- **Directives**
a – Translate this sentence from the Jcode documentation into Spanish: "For those unfamiliar with objects, Jcode.pm still supports getcode() and convert()."
b – Reproduce the passage of the Jcode documentation between "<Japanese document is" and "getcode() and convert().", inclusive.

- **Source extract**
'''
Jcode - Japanese Charset Handler


Jcode documentation Contained in the Jcode distribution.

Index


Code Index:

NAME

Top

Jcode - Japanese Charset Handler

SYNOPSIS

Top

 use Jcode;
 # 
 # traditional
 Jcode::convert(\$str, $ocode, $icode, "z");
 # or OOP!
 print Jcode->new($str)->h2z->tr($from, $to)->utf8;

DESCRIPTION

Top

<Japanese document is now available as Jcode::Nihongo. >

Jcode.pm supports both object and traditional approach. With object approach, you can go like;

  $iso_2022_jp = Jcode->new($str)->h2z->jis;

Which is more elegant than:

  $iso_2022_jp = $str;
  &jcode::convert(\$iso_2022_jp, 'jis', &jcode::getcode(\$str), "z");

For those unfamiliar with objects, Jcode.pm still supports getcode() and convert().

If the perl version is 5.8.1, Jcode acts as a wrapper to Encode, the standard charset handler module for Perl 5.8 or later.

Methods

Top

Methods mentioned here all return Jcode object unless otherwise mentioned.

Constructors

$j = Jcode->new($str [, $icode])

Creates Jcode object $j from $str. Input code is automatically checked unless you explicitly set $icode. For available charset, see getcode below.

For perl 5.8.1 or better, $icode can be any encoding name that Encode understands.

  $j = Jcode->new($european, 'iso-latin1');

When the object is stringified, it returns the EUC-converted string so you can <print $j> instead of <print $j->euc>.

Passing Reference

Instead of scalar value, You can use reference as

Jcode->new(\$str);

This saves time a little bit. In exchange of the value of $str being converted. (In a way, $str is now "tied" to jcode object).

$j->set($str [, $icode])

Sets $j's internal string to $str. Handy when you use Jcode object repeatedly (saves time and memory to create object).

 # converts mailbox to SJIS format
 my $jconv = new Jcode;
 $/ = 00;
 while(&lt;&gt;){
     print $jconv->set(\$_)->mime_decode->sjis;
 }

$j->append($str [, $icode]);

Appends $str to $j's internal string.

$j = jcode($str [, $icode]);

shortcut for Jcode->new() so you can go like;

Encoded Strings

In general, you can retrieve encoded string as $j->encoded.

$sjis = jcode($str)->sjis
$euc = $j->euc
$jis = $j->jis
$sjis = $j->sjis
$ucs2 = $j->ucs2
$utf8 = $j->utf8

What you code is what you get :)

$iso_2022_jp = $j->iso_2022_jp

Same as $j->h2z->jis. Hankaku Kanas are forcibly converted to Zenkaku.

For perl 5.8.1 and better, you can also use any encoding names and aliases that Encode supports. For example:

  $european = $j->iso_latin1; # replace '-' with '_' for names.

FYI: Encode::Encoder uses similar trick.

$j->fallback($fallback)

For perl is 5.8.1 or better, Jcode stores the internal string in UTF-8. Any character that does not map to ->encoding are replaced with a '?', which is Encode standard.
'''
- **Entries**
'''
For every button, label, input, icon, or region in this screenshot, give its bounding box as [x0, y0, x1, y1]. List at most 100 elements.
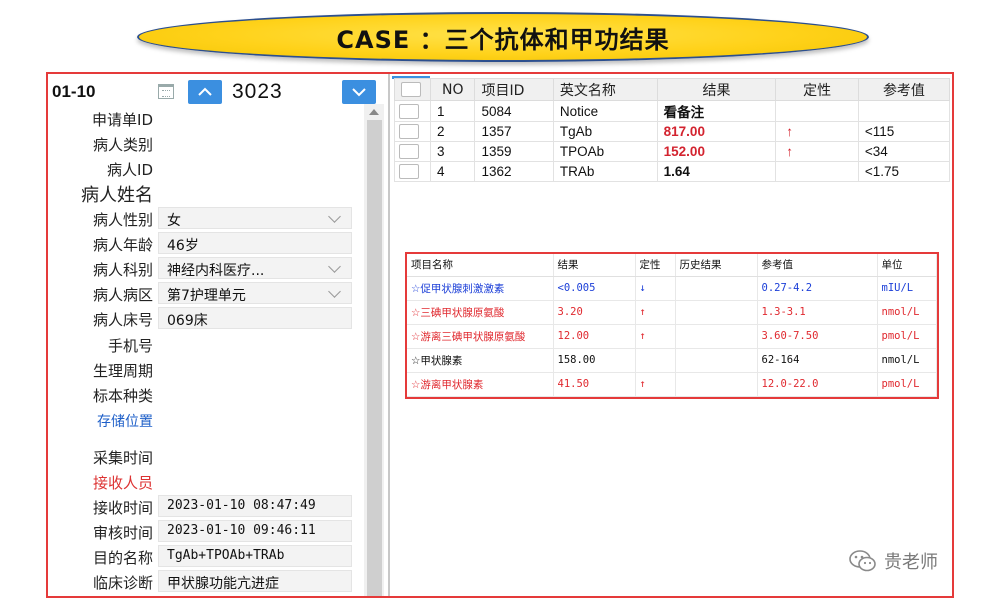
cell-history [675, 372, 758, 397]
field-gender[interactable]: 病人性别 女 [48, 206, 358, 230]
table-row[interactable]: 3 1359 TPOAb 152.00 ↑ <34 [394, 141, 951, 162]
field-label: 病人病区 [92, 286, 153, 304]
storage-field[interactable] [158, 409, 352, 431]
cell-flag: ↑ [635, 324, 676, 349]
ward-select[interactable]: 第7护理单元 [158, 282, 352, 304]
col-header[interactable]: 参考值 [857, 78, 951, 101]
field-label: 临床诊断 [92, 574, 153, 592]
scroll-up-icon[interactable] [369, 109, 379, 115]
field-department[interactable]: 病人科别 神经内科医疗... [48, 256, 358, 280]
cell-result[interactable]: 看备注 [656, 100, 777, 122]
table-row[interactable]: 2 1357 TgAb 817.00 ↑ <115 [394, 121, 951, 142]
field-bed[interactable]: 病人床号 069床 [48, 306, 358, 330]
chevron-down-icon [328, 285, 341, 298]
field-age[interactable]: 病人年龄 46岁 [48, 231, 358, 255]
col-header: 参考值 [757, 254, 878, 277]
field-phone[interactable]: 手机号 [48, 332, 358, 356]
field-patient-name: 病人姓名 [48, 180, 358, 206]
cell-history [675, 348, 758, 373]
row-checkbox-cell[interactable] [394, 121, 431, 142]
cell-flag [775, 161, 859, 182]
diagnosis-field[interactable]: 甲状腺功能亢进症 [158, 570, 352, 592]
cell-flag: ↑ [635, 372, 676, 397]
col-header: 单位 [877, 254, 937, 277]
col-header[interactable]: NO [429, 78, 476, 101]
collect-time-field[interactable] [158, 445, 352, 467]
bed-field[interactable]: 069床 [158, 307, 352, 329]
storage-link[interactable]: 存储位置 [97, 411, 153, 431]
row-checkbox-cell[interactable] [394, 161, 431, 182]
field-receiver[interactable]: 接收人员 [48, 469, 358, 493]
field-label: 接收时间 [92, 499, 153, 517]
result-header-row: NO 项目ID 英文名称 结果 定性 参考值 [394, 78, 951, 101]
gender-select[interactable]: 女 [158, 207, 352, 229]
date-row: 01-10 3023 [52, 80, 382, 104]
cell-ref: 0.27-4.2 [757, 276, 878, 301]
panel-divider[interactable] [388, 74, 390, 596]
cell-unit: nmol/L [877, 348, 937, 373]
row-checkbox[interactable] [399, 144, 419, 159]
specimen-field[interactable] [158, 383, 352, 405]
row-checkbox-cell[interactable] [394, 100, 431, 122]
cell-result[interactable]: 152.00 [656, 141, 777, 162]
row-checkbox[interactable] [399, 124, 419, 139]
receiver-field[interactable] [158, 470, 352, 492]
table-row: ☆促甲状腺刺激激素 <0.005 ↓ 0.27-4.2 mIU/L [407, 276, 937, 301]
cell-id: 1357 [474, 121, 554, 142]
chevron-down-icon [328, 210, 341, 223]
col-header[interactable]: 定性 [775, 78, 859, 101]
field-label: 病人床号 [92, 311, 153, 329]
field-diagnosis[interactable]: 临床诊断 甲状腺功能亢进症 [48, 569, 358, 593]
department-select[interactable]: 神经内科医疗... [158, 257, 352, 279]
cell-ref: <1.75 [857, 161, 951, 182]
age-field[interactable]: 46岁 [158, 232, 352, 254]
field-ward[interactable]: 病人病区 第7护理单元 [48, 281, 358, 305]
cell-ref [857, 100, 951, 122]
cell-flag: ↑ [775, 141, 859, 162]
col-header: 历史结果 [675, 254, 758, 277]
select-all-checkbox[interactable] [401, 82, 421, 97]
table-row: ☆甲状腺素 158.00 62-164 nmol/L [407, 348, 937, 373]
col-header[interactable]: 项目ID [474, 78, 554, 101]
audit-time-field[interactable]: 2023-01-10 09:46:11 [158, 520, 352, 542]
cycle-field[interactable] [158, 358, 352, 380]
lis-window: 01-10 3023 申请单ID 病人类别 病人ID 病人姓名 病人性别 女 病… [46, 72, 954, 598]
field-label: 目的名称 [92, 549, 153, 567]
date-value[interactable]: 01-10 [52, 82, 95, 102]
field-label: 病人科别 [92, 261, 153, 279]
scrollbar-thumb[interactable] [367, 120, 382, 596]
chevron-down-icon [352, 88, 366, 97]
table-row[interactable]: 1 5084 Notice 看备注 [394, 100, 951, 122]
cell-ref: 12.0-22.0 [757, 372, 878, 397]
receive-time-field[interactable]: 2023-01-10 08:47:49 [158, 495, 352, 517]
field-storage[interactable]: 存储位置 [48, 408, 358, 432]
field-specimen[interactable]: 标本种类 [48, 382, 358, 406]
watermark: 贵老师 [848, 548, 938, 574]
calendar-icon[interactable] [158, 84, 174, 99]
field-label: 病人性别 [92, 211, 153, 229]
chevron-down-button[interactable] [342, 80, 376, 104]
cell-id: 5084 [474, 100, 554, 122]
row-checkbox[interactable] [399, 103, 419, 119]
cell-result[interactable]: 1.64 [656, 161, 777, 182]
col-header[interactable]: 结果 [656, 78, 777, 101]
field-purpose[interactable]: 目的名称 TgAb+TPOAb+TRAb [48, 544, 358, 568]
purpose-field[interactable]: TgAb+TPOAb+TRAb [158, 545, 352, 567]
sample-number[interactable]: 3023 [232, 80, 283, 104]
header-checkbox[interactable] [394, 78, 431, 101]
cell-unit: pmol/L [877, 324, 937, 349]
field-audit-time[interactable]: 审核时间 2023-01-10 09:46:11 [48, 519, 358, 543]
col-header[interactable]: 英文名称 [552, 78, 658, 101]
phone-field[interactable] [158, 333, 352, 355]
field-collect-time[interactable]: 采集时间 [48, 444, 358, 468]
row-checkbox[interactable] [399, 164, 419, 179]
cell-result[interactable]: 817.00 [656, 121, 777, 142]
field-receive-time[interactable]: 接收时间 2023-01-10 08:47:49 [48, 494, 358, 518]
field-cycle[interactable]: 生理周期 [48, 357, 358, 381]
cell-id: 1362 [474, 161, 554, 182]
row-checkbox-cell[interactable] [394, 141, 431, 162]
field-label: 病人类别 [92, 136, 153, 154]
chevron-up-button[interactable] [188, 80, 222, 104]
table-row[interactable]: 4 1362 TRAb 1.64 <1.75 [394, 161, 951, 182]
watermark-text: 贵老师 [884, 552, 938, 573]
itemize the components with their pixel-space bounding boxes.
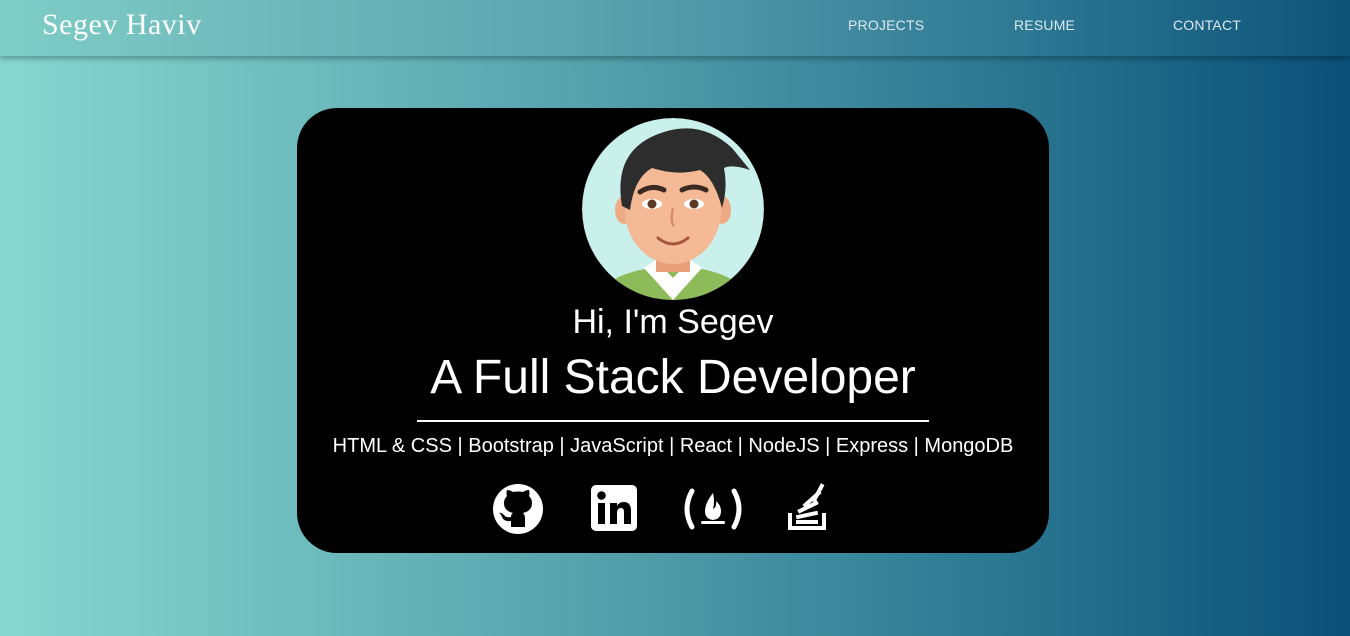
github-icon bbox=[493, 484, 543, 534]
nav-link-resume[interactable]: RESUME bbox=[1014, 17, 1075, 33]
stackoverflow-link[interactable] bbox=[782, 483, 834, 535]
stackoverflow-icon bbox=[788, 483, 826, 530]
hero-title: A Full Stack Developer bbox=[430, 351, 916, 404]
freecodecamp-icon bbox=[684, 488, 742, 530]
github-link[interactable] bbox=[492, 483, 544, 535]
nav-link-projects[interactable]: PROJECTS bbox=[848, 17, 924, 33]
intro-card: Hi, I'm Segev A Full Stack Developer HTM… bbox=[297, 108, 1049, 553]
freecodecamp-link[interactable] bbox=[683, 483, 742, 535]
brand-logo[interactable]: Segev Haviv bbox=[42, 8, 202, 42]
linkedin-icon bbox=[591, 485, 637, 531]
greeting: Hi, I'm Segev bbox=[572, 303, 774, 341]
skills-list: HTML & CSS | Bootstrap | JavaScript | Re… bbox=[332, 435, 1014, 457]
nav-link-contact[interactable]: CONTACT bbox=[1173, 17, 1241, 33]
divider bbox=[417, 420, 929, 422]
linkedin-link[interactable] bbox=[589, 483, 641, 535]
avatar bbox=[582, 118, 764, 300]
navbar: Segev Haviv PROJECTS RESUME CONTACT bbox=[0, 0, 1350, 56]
'''
- **Task solutions**
a – Para quienes no están familiarizados con los objetos, Jcode.pm sigue admitiendo getcode() y convert().

b –
<Japanese document is now available as Jcode::Nihongo. >

Jcode.pm supports both object and traditional approach. With object approach, you can go like;

  $iso_2022_jp = Jcode->new($str)->h2z->jis;

Which is more elegant than:

  $iso_2022_jp = $str;
  &jcode::convert(\$iso_2022_jp, 'jis', &jcode::getcode(\$str), "z");

For those unfamiliar with objects, Jcode.pm still supports getcode() and convert().